### Exercise details:
Show each line from the listing that includes the word "Output".

### Stored data:
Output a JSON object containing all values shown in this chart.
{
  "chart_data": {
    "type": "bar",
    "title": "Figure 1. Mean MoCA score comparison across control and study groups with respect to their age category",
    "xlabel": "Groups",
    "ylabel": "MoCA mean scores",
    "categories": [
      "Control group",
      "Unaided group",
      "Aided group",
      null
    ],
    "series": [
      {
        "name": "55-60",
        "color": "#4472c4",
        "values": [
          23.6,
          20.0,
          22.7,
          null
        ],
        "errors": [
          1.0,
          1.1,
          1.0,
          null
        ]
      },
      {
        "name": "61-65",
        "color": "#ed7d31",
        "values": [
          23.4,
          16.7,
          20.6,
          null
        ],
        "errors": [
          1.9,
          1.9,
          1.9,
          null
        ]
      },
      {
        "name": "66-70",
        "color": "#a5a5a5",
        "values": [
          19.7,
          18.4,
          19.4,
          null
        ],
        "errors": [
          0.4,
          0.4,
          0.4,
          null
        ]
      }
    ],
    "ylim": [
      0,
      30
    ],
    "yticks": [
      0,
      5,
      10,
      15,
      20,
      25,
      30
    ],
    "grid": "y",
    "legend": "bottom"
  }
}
==
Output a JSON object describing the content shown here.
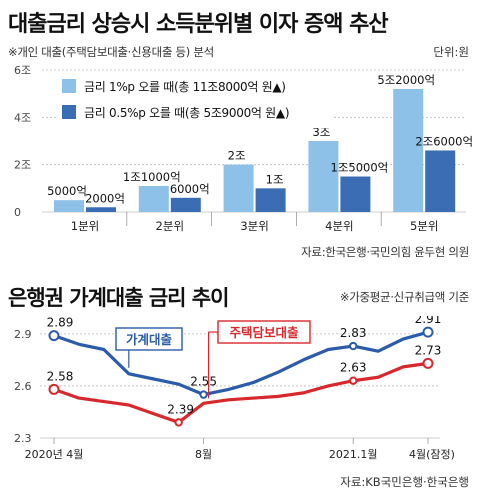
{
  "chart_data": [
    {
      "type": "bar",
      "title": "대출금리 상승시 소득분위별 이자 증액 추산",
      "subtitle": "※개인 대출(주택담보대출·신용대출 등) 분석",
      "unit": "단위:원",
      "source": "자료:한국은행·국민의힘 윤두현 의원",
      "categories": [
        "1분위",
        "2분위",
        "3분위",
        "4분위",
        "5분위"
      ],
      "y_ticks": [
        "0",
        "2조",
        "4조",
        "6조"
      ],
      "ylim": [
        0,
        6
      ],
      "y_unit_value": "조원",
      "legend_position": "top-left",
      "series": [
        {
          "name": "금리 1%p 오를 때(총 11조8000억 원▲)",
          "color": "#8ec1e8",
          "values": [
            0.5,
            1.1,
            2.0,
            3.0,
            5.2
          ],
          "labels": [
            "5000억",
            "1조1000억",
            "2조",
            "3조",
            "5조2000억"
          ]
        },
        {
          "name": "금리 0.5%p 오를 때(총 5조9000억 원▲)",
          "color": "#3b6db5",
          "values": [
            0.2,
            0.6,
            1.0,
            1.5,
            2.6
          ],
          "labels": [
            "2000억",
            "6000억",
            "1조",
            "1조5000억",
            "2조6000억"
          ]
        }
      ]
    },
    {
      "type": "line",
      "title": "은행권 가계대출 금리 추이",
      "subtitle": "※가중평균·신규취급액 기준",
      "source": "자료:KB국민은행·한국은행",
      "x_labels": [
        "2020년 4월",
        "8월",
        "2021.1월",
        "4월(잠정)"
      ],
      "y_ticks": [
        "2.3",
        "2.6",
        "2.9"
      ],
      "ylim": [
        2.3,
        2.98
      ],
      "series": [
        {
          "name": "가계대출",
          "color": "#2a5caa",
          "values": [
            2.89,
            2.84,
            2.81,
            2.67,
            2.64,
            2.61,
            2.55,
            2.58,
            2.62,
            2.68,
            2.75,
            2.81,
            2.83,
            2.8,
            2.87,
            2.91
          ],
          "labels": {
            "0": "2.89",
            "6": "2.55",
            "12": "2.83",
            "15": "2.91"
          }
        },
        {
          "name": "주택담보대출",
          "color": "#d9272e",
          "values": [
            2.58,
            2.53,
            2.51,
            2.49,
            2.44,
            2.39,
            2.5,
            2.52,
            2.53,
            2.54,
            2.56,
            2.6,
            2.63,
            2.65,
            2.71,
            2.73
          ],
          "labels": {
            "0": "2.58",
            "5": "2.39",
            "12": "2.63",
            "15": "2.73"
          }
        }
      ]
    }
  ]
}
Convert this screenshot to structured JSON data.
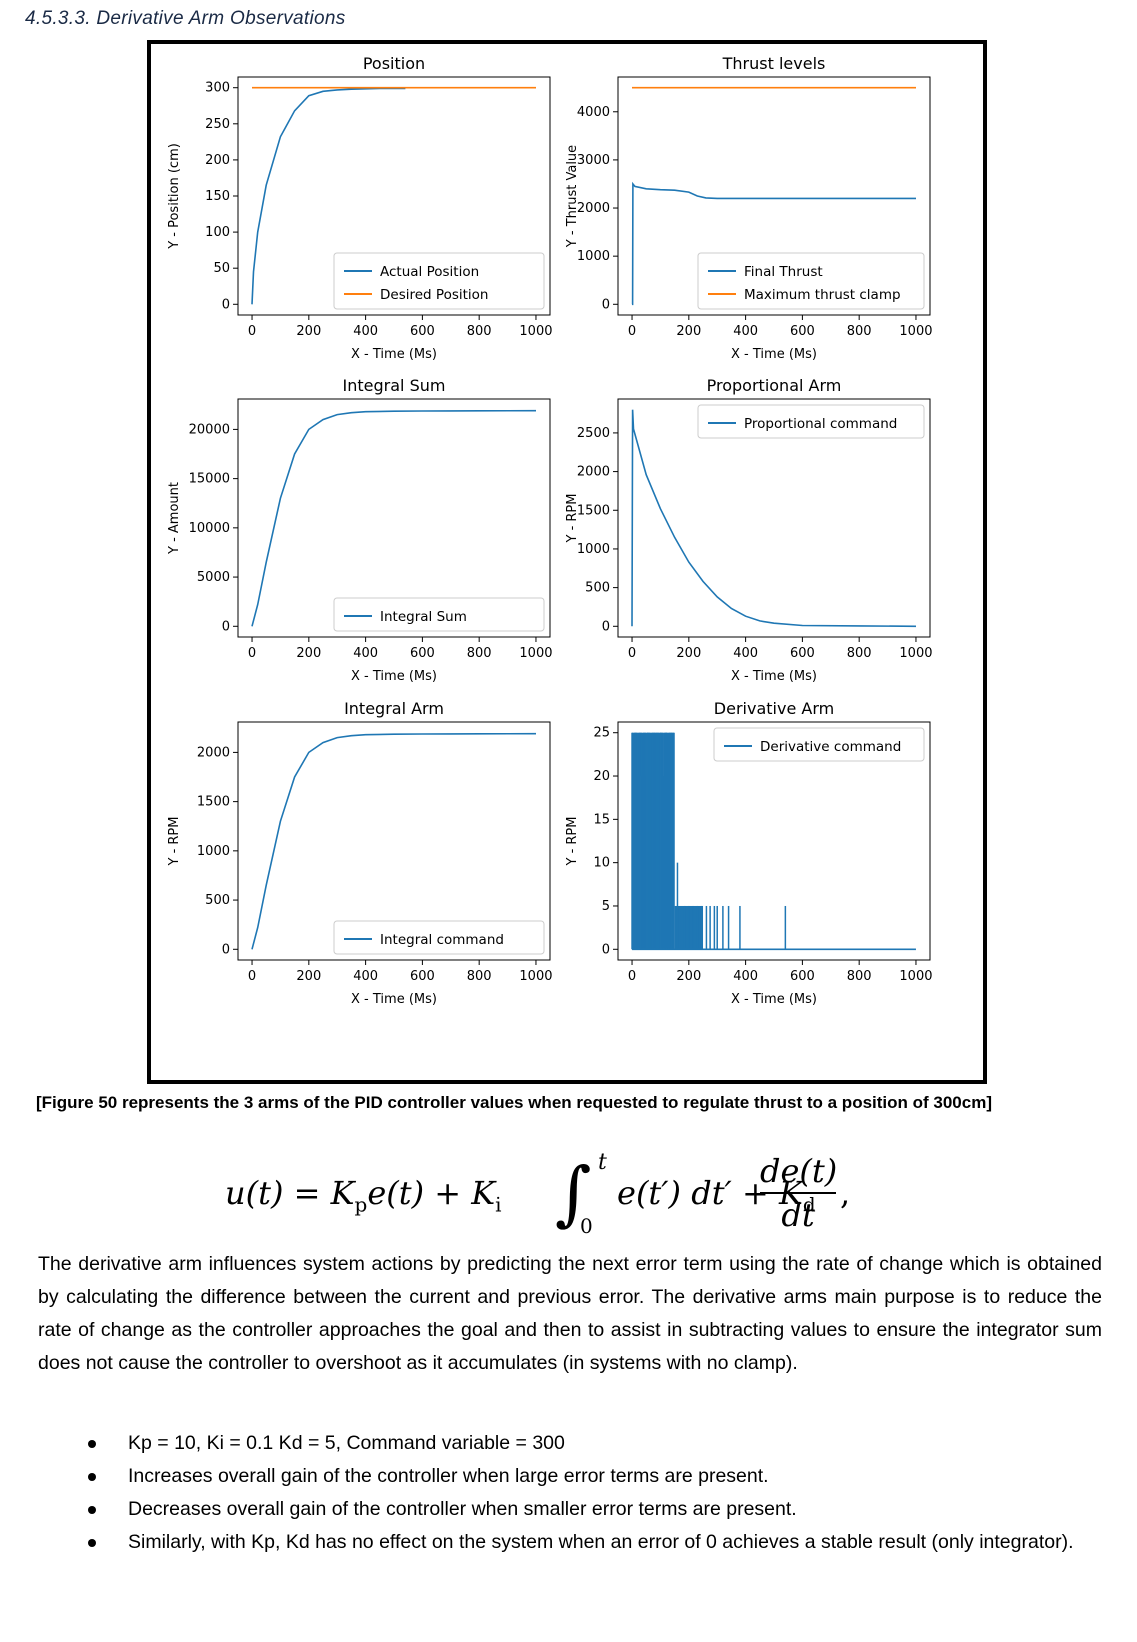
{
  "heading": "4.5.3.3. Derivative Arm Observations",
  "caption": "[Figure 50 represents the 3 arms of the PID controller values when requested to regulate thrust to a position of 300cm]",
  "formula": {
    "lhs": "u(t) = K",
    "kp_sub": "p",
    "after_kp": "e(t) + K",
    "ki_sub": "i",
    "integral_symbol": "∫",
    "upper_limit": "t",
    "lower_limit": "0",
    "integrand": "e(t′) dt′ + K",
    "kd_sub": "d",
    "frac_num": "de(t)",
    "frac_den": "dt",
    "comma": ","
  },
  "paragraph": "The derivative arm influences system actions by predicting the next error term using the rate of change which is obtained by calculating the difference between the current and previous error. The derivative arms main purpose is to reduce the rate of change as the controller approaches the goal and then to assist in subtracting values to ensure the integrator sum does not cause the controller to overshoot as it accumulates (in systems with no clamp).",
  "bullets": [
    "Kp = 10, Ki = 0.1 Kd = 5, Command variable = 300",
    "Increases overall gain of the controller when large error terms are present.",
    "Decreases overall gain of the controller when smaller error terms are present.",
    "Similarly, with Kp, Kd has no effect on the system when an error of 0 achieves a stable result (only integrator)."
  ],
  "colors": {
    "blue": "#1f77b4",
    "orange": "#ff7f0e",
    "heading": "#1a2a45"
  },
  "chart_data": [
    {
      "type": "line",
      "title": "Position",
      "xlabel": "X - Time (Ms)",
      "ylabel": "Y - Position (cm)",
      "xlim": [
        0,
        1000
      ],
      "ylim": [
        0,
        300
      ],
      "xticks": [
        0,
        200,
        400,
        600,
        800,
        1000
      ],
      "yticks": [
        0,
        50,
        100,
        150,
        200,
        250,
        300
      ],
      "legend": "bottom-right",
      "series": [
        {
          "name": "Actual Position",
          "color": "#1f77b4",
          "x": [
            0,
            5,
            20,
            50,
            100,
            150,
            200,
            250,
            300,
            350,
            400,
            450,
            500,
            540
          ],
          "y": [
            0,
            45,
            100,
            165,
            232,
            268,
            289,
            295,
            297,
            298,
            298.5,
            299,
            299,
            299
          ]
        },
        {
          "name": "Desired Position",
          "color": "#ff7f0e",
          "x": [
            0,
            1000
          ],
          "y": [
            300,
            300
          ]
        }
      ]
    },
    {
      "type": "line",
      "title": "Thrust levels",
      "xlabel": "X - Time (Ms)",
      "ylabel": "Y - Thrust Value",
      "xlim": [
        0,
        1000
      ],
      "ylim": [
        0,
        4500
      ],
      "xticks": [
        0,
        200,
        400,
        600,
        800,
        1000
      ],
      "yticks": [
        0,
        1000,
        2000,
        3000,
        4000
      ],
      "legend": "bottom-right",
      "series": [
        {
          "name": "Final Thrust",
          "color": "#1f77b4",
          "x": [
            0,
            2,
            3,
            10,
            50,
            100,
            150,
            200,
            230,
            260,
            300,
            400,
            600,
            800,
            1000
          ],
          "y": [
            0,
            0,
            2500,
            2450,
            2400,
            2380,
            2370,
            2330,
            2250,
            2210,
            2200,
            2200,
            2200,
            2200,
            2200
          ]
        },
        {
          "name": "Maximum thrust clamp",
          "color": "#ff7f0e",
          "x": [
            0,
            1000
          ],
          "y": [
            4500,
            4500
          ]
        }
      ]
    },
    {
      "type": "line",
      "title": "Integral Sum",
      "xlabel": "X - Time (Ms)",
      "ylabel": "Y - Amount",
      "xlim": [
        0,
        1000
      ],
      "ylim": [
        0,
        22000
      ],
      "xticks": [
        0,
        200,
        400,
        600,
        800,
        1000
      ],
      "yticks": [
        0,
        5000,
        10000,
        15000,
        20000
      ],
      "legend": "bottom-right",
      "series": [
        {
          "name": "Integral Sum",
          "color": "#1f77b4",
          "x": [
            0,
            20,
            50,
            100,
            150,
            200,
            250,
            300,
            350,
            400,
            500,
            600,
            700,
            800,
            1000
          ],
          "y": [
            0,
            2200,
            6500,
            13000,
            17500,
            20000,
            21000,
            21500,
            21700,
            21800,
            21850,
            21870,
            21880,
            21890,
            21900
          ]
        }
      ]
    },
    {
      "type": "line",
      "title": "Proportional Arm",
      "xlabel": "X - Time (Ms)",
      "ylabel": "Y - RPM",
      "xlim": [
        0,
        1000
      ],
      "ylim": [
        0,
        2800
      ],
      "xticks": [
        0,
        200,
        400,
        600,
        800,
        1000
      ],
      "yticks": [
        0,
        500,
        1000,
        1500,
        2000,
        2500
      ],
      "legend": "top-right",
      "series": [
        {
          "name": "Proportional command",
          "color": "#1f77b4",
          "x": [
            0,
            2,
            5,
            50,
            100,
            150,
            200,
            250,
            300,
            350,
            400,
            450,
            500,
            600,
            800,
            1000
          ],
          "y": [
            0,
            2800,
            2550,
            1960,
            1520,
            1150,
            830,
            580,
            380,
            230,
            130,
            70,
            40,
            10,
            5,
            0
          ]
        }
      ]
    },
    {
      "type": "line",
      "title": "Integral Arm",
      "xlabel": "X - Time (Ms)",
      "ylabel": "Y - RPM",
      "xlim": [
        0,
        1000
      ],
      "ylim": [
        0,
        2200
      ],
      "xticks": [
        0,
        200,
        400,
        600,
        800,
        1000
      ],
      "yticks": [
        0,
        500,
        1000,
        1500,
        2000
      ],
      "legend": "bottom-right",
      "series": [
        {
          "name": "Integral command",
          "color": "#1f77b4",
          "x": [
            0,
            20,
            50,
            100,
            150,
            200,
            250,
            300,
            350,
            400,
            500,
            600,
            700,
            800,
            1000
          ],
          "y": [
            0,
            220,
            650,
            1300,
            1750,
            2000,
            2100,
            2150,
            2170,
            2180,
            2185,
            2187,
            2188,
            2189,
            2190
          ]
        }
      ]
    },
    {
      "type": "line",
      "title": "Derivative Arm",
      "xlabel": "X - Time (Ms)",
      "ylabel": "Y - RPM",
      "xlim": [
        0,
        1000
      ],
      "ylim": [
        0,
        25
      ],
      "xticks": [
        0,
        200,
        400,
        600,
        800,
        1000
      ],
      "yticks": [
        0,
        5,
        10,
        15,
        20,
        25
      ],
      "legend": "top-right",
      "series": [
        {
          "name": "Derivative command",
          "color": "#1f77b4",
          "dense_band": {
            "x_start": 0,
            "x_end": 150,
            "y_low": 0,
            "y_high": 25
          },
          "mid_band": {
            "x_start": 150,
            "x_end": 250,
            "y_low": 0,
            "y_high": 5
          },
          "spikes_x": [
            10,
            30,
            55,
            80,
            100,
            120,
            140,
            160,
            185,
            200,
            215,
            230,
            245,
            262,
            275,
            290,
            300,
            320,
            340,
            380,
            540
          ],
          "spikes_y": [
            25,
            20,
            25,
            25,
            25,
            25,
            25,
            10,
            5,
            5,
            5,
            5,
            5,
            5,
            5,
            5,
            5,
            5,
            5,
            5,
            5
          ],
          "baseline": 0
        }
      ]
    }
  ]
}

### Response to this exercise:
Output a JSON object containing all values shown in this chart.
Output a JSON object describing the content shown here.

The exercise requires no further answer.